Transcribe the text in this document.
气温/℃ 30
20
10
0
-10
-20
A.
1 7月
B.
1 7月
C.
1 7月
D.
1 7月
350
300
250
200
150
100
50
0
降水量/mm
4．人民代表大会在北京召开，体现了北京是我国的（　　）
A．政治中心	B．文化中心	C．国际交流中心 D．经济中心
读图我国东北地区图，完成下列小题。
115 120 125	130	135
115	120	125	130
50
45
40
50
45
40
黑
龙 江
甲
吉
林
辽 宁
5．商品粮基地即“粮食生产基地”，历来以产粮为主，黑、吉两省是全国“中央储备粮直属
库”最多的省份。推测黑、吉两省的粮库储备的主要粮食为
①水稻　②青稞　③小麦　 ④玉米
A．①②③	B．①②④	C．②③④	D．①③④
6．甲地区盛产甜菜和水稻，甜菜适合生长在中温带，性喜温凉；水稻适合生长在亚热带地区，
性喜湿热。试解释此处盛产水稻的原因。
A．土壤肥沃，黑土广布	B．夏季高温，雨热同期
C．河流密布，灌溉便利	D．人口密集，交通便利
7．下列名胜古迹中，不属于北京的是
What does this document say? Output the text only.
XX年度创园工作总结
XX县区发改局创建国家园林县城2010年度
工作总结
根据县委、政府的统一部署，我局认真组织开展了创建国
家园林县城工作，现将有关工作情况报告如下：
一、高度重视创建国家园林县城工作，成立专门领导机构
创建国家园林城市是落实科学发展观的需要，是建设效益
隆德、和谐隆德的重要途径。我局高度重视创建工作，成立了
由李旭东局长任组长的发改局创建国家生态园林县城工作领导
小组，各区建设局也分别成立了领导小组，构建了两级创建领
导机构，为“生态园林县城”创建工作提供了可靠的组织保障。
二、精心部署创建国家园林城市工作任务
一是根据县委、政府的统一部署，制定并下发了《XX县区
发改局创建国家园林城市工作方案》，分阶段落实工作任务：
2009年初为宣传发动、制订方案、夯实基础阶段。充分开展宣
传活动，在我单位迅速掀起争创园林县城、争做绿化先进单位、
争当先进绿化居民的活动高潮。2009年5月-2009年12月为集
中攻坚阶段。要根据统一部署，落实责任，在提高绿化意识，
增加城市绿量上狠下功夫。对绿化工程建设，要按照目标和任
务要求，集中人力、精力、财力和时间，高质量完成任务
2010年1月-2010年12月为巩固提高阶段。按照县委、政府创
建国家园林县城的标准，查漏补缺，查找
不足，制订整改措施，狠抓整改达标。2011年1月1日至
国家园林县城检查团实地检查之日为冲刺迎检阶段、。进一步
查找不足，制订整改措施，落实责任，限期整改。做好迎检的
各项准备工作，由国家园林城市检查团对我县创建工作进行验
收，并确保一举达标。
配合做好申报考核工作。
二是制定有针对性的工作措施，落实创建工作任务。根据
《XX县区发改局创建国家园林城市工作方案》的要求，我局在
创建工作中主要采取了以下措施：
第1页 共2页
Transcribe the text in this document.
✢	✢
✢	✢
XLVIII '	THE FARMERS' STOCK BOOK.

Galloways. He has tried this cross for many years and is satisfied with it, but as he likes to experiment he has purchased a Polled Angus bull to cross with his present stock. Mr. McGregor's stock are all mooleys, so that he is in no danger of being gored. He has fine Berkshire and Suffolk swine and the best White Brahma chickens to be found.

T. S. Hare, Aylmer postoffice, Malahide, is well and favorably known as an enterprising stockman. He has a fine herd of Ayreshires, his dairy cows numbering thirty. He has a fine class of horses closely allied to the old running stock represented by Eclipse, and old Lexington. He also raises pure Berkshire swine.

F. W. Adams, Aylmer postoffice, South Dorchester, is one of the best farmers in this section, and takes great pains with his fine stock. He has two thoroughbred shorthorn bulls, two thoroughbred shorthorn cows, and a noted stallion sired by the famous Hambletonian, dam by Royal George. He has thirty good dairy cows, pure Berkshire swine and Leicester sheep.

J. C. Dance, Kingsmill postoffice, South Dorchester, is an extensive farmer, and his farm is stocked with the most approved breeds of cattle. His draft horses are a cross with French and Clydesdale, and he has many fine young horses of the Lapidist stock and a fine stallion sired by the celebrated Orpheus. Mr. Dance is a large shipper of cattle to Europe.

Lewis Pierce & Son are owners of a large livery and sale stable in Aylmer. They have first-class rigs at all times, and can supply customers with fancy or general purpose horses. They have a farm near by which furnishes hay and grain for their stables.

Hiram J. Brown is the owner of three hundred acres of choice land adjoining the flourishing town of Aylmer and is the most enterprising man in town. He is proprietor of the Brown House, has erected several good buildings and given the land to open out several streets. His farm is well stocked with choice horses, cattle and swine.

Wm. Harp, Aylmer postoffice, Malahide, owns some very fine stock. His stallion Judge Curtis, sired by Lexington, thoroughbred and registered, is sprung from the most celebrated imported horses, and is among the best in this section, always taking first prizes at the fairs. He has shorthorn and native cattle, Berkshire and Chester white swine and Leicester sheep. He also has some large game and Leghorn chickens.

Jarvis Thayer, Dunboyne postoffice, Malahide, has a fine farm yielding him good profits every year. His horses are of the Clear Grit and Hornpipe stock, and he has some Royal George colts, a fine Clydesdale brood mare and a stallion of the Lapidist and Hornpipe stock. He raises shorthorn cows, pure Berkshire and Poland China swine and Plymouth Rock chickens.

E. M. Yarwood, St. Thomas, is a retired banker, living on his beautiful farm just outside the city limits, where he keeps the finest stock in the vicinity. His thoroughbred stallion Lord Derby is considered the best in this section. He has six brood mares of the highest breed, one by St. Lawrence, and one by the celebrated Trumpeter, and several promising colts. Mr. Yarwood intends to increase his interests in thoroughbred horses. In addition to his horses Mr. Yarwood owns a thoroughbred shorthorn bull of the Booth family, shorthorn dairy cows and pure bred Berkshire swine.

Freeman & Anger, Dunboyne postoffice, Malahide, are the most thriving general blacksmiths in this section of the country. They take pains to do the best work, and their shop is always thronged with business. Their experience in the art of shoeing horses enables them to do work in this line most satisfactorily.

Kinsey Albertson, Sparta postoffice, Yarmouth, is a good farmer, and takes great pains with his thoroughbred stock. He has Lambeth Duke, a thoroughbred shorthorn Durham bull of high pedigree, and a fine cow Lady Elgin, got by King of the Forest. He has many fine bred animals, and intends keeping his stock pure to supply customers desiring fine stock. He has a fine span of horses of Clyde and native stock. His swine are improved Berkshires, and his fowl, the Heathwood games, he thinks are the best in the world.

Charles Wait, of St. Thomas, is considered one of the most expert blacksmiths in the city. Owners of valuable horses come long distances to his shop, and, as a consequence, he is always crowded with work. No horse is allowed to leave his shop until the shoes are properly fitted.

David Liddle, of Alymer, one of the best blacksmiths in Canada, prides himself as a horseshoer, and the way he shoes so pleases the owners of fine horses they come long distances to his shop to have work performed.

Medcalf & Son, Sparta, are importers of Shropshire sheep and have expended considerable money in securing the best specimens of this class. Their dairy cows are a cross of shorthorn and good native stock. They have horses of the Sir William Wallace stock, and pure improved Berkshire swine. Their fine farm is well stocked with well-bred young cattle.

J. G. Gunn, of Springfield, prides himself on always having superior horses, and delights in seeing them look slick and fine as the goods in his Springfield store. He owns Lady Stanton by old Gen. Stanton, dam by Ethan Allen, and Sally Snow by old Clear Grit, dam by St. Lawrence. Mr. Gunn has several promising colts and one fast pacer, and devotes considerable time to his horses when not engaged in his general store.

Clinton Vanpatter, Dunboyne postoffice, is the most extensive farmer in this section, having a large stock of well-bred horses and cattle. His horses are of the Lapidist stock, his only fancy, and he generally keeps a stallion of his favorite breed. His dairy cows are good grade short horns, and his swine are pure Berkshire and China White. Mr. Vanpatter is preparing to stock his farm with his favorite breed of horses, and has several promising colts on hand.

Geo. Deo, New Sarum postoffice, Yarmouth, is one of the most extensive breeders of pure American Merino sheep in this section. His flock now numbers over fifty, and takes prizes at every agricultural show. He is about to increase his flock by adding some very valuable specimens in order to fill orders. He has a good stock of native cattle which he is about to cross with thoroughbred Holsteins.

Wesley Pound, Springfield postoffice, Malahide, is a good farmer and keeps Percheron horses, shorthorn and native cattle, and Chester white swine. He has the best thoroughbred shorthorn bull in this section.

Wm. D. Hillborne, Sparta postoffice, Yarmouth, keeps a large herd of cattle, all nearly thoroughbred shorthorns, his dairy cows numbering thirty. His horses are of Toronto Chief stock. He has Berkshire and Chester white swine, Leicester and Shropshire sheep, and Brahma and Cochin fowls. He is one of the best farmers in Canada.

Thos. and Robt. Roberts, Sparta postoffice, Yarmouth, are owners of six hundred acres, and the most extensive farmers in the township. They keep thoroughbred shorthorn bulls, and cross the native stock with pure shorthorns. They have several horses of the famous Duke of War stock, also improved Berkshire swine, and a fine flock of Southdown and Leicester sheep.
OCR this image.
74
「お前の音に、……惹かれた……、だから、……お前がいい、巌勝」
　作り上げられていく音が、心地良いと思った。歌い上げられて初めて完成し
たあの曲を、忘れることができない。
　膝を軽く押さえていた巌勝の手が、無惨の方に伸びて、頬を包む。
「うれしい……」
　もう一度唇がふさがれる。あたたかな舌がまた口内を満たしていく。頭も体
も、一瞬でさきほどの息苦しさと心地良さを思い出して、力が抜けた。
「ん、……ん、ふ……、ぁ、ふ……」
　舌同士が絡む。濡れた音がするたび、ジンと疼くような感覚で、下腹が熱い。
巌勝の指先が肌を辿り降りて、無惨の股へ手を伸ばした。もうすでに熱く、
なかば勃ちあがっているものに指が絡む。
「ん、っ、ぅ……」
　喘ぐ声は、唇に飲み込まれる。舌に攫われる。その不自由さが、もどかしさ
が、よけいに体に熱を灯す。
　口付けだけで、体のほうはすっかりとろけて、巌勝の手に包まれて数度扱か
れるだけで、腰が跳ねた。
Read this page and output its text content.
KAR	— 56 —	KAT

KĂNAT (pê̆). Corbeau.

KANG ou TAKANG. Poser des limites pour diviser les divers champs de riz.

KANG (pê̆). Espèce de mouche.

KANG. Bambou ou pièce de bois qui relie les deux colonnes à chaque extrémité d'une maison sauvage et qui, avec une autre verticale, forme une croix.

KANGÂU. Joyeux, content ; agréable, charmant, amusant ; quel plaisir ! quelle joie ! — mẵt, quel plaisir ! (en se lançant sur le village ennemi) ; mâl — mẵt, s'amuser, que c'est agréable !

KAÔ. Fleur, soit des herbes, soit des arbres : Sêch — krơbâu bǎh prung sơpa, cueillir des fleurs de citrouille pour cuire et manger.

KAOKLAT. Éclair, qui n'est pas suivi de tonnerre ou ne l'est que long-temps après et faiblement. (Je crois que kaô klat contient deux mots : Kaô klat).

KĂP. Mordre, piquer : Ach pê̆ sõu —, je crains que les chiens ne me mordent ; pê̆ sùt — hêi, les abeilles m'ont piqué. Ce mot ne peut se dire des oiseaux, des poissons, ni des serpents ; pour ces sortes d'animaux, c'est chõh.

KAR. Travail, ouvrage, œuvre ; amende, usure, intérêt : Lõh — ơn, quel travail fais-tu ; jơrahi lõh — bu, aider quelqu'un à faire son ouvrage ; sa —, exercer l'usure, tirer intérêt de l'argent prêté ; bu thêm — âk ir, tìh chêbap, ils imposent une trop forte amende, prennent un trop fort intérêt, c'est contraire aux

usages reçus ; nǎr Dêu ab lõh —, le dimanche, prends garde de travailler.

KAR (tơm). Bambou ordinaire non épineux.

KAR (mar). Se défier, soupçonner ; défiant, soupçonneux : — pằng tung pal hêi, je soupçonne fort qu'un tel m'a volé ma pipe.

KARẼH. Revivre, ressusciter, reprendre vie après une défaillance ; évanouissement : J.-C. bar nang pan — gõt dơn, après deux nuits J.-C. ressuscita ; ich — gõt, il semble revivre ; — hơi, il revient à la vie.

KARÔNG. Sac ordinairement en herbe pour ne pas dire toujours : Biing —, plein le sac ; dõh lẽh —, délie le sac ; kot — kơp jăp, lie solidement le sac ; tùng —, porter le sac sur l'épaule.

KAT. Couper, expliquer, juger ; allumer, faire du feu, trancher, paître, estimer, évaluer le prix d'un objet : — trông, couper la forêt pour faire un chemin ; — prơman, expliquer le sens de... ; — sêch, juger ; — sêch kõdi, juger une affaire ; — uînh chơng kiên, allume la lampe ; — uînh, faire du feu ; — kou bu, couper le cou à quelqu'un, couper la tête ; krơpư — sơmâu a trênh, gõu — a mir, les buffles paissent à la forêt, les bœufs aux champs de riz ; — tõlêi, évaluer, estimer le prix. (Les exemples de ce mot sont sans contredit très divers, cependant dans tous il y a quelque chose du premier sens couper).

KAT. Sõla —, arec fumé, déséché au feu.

************

● YOUR INSTRUCTIONS
Scan the material line by line and report each one that contains "落实责任".

● RESULT FOR THIS TASK
中攻坚阶段。要根据统一部署，落实责任，在提高绿化意识，
查找不足，制订整改措施，落实责任，限期整改。做好迎检的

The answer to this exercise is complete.